DIRECTION: Your task is to transcribe all the entries exactly, excluding pictures.

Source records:
start

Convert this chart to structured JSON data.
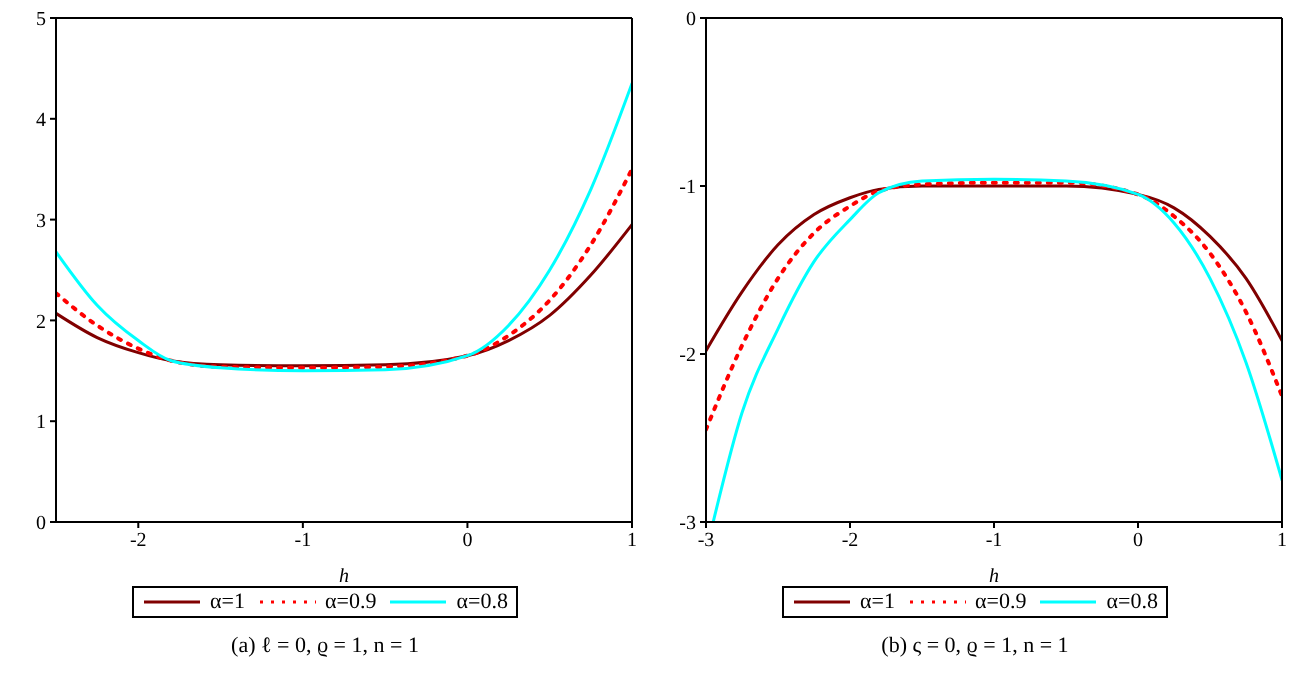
{
  "chart_data": [
    {
      "type": "line",
      "xlabel": "h",
      "xlim": [
        -2.5,
        1
      ],
      "xticks": [
        -2,
        -1,
        0,
        1
      ],
      "ylim": [
        0,
        5
      ],
      "yticks": [
        0,
        1,
        2,
        3,
        4,
        5
      ],
      "legend": "bottom",
      "annotations": [
        "(a) ℓ = 0, ϱ = 1, n = 1"
      ],
      "series": [
        {
          "name": "α=1",
          "color": "#800000",
          "line_style": "solid",
          "x": [
            -2.5,
            -2.25,
            -2,
            -1.8,
            -1.5,
            -1,
            -0.5,
            0,
            0.25,
            0.5,
            0.75,
            1
          ],
          "values": [
            2.07,
            1.83,
            1.68,
            1.6,
            1.56,
            1.55,
            1.56,
            1.65,
            1.8,
            2.05,
            2.45,
            2.95
          ]
        },
        {
          "name": "α=0.9",
          "color": "#ff0000",
          "line_style": "dotted",
          "x": [
            -2.5,
            -2.25,
            -2,
            -1.8,
            -1.5,
            -1,
            -0.5,
            0,
            0.25,
            0.5,
            0.75,
            1
          ],
          "values": [
            2.27,
            1.95,
            1.72,
            1.6,
            1.54,
            1.53,
            1.54,
            1.65,
            1.85,
            2.2,
            2.75,
            3.5
          ]
        },
        {
          "name": "α=0.8",
          "color": "#00ffff",
          "line_style": "solid",
          "x": [
            -2.5,
            -2.25,
            -2,
            -1.8,
            -1.5,
            -1,
            -0.5,
            0,
            0.25,
            0.5,
            0.75,
            1
          ],
          "values": [
            2.68,
            2.15,
            1.8,
            1.6,
            1.53,
            1.5,
            1.51,
            1.65,
            1.95,
            2.5,
            3.3,
            4.35
          ]
        }
      ]
    },
    {
      "type": "line",
      "xlabel": "h",
      "xlim": [
        -3,
        1
      ],
      "xticks": [
        -3,
        -2,
        -1,
        0,
        1
      ],
      "ylim": [
        -3,
        0
      ],
      "yticks": [
        -3,
        -2,
        -1,
        0
      ],
      "legend": "bottom",
      "annotations": [
        "(b) ς = 0, ϱ = 1, n = 1"
      ],
      "series": [
        {
          "name": "α=1",
          "color": "#800000",
          "line_style": "solid",
          "x": [
            -3,
            -2.75,
            -2.5,
            -2.25,
            -2,
            -1.8,
            -1.5,
            -1,
            -0.5,
            0,
            0.25,
            0.5,
            0.75,
            1
          ],
          "values": [
            -1.98,
            -1.63,
            -1.35,
            -1.17,
            -1.07,
            -1.02,
            -1.0,
            -1.0,
            -1.0,
            -1.05,
            -1.13,
            -1.3,
            -1.55,
            -1.92
          ]
        },
        {
          "name": "α=0.9",
          "color": "#ff0000",
          "line_style": "dotted",
          "x": [
            -3,
            -2.75,
            -2.5,
            -2.25,
            -2,
            -1.8,
            -1.5,
            -1,
            -0.5,
            0,
            0.25,
            0.5,
            0.75,
            1
          ],
          "values": [
            -2.45,
            -1.95,
            -1.55,
            -1.28,
            -1.12,
            -1.03,
            -0.99,
            -0.98,
            -0.98,
            -1.05,
            -1.18,
            -1.4,
            -1.75,
            -2.25
          ]
        },
        {
          "name": "α=0.8",
          "color": "#00ffff",
          "line_style": "solid",
          "x": [
            -2.95,
            -2.75,
            -2.5,
            -2.25,
            -2,
            -1.8,
            -1.5,
            -1,
            -0.5,
            0,
            0.25,
            0.5,
            0.75,
            1
          ],
          "values": [
            -3.0,
            -2.35,
            -1.85,
            -1.45,
            -1.2,
            -1.04,
            -0.97,
            -0.96,
            -0.97,
            -1.05,
            -1.22,
            -1.55,
            -2.05,
            -2.75
          ]
        }
      ]
    }
  ]
}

end

RESPONSE TO THE EXERCISE:
Convert this chart to structured JSON data.
{
  "chart_data": [
    {
      "type": "line",
      "xlabel": "h",
      "xlim": [
        -2.5,
        1
      ],
      "xticks": [
        -2,
        -1,
        0,
        1
      ],
      "ylim": [
        0,
        5
      ],
      "yticks": [
        0,
        1,
        2,
        3,
        4,
        5
      ],
      "legend": "bottom",
      "annotations": [
        "(a) ℓ = 0, ϱ = 1, n = 1"
      ],
      "series": [
        {
          "name": "α=1",
          "color": "#800000",
          "line_style": "solid",
          "x": [
            -2.5,
            -2.25,
            -2,
            -1.8,
            -1.5,
            -1,
            -0.5,
            0,
            0.25,
            0.5,
            0.75,
            1
          ],
          "values": [
            2.07,
            1.83,
            1.68,
            1.6,
            1.56,
            1.55,
            1.56,
            1.65,
            1.8,
            2.05,
            2.45,
            2.95
          ]
        },
        {
          "name": "α=0.9",
          "color": "#ff0000",
          "line_style": "dotted",
          "x": [
            -2.5,
            -2.25,
            -2,
            -1.8,
            -1.5,
            -1,
            -0.5,
            0,
            0.25,
            0.5,
            0.75,
            1
          ],
          "values": [
            2.27,
            1.95,
            1.72,
            1.6,
            1.54,
            1.53,
            1.54,
            1.65,
            1.85,
            2.2,
            2.75,
            3.5
          ]
        },
        {
          "name": "α=0.8",
          "color": "#00ffff",
          "line_style": "solid",
          "x": [
            -2.5,
            -2.25,
            -2,
            -1.8,
            -1.5,
            -1,
            -0.5,
            0,
            0.25,
            0.5,
            0.75,
            1
          ],
          "values": [
            2.68,
            2.15,
            1.8,
            1.6,
            1.53,
            1.5,
            1.51,
            1.65,
            1.95,
            2.5,
            3.3,
            4.35
          ]
        }
      ]
    },
    {
      "type": "line",
      "xlabel": "h",
      "xlim": [
        -3,
        1
      ],
      "xticks": [
        -3,
        -2,
        -1,
        0,
        1
      ],
      "ylim": [
        -3,
        0
      ],
      "yticks": [
        -3,
        -2,
        -1,
        0
      ],
      "legend": "bottom",
      "annotations": [
        "(b) ς = 0, ϱ = 1, n = 1"
      ],
      "series": [
        {
          "name": "α=1",
          "color": "#800000",
          "line_style": "solid",
          "x": [
            -3,
            -2.75,
            -2.5,
            -2.25,
            -2,
            -1.8,
            -1.5,
            -1,
            -0.5,
            0,
            0.25,
            0.5,
            0.75,
            1
          ],
          "values": [
            -1.98,
            -1.63,
            -1.35,
            -1.17,
            -1.07,
            -1.02,
            -1.0,
            -1.0,
            -1.0,
            -1.05,
            -1.13,
            -1.3,
            -1.55,
            -1.92
          ]
        },
        {
          "name": "α=0.9",
          "color": "#ff0000",
          "line_style": "dotted",
          "x": [
            -3,
            -2.75,
            -2.5,
            -2.25,
            -2,
            -1.8,
            -1.5,
            -1,
            -0.5,
            0,
            0.25,
            0.5,
            0.75,
            1
          ],
          "values": [
            -2.45,
            -1.95,
            -1.55,
            -1.28,
            -1.12,
            -1.03,
            -0.99,
            -0.98,
            -0.98,
            -1.05,
            -1.18,
            -1.4,
            -1.75,
            -2.25
          ]
        },
        {
          "name": "α=0.8",
          "color": "#00ffff",
          "line_style": "solid",
          "x": [
            -2.95,
            -2.75,
            -2.5,
            -2.25,
            -2,
            -1.8,
            -1.5,
            -1,
            -0.5,
            0,
            0.25,
            0.5,
            0.75,
            1
          ],
          "values": [
            -3.0,
            -2.35,
            -1.85,
            -1.45,
            -1.2,
            -1.04,
            -0.97,
            -0.96,
            -0.97,
            -1.05,
            -1.22,
            -1.55,
            -2.05,
            -2.75
          ]
        }
      ]
    }
  ]
}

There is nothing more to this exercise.